[START The records]

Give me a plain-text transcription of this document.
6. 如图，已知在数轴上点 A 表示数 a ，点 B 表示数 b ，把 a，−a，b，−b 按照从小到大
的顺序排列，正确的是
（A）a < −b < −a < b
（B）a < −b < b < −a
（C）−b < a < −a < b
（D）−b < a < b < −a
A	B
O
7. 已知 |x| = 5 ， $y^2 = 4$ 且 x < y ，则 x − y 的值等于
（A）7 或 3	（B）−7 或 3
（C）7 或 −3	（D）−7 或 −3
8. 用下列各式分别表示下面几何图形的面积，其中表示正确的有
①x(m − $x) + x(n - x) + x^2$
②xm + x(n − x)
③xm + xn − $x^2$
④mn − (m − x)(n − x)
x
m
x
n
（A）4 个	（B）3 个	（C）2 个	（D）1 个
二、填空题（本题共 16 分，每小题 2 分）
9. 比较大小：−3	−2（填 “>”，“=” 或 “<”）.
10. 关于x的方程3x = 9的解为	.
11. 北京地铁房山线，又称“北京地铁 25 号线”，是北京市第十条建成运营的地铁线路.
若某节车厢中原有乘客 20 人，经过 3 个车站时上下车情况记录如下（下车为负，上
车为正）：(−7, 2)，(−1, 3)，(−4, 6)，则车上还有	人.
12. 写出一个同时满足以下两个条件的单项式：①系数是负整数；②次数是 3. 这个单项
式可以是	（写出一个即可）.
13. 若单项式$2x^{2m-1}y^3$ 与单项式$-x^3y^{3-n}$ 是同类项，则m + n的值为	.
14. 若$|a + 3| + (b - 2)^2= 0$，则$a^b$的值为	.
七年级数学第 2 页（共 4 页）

[END The records]

**Problem description**
Extract each entry in full and write it down exactly.

**Result of this exercise**
Give me a plain-text transcription of this document.
6. 如图，已知在数轴上点 A 表示数 a ，点 B 表示数 b ，把 a，−a，b，−b 按照从小到大
的顺序排列，正确的是
（A）a < −b < −a < b
（B）a < −b < b < −a
（C）−b < a < −a < b
（D）−b < a < b < −a
A	B
O
7. 已知 |x| = 5 ， $y^2 = 4$ 且 x < y ，则 x − y 的值等于
（A）7 或 3	（B）−7 或 3
（C）7 或 −3	（D）−7 或 −3
8. 用下列各式分别表示下面几何图形的面积，其中表示正确的有
①x(m − $x) + x(n - x) + x^2$
②xm + x(n − x)
③xm + xn − $x^2$
④mn − (m − x)(n − x)
x
m
x
n
（A）4 个	（B）3 个	（C）2 个	（D）1 个
二、填空题（本题共 16 分，每小题 2 分）
9. 比较大小：−3	−2（填 “>”，“=” 或 “<”）.
10. 关于x的方程3x = 9的解为	.
11. 北京地铁房山线，又称“北京地铁 25 号线”，是北京市第十条建成运营的地铁线路.
若某节车厢中原有乘客 20 人，经过 3 个车站时上下车情况记录如下（下车为负，上
车为正）：(−7, 2)，(−1, 3)，(−4, 6)，则车上还有	人.
12. 写出一个同时满足以下两个条件的单项式：①系数是负整数；②次数是 3. 这个单项
式可以是	（写出一个即可）.
13. 若单项式$2x^{2m-1}y^3$ 与单项式$-x^3y^{3-n}$ 是同类项，则m + n的值为	.
14. 若$|a + 3| + (b - 2)^2= 0$，则$a^b$的值为	.
七年级数学第 2 页（共 4 页）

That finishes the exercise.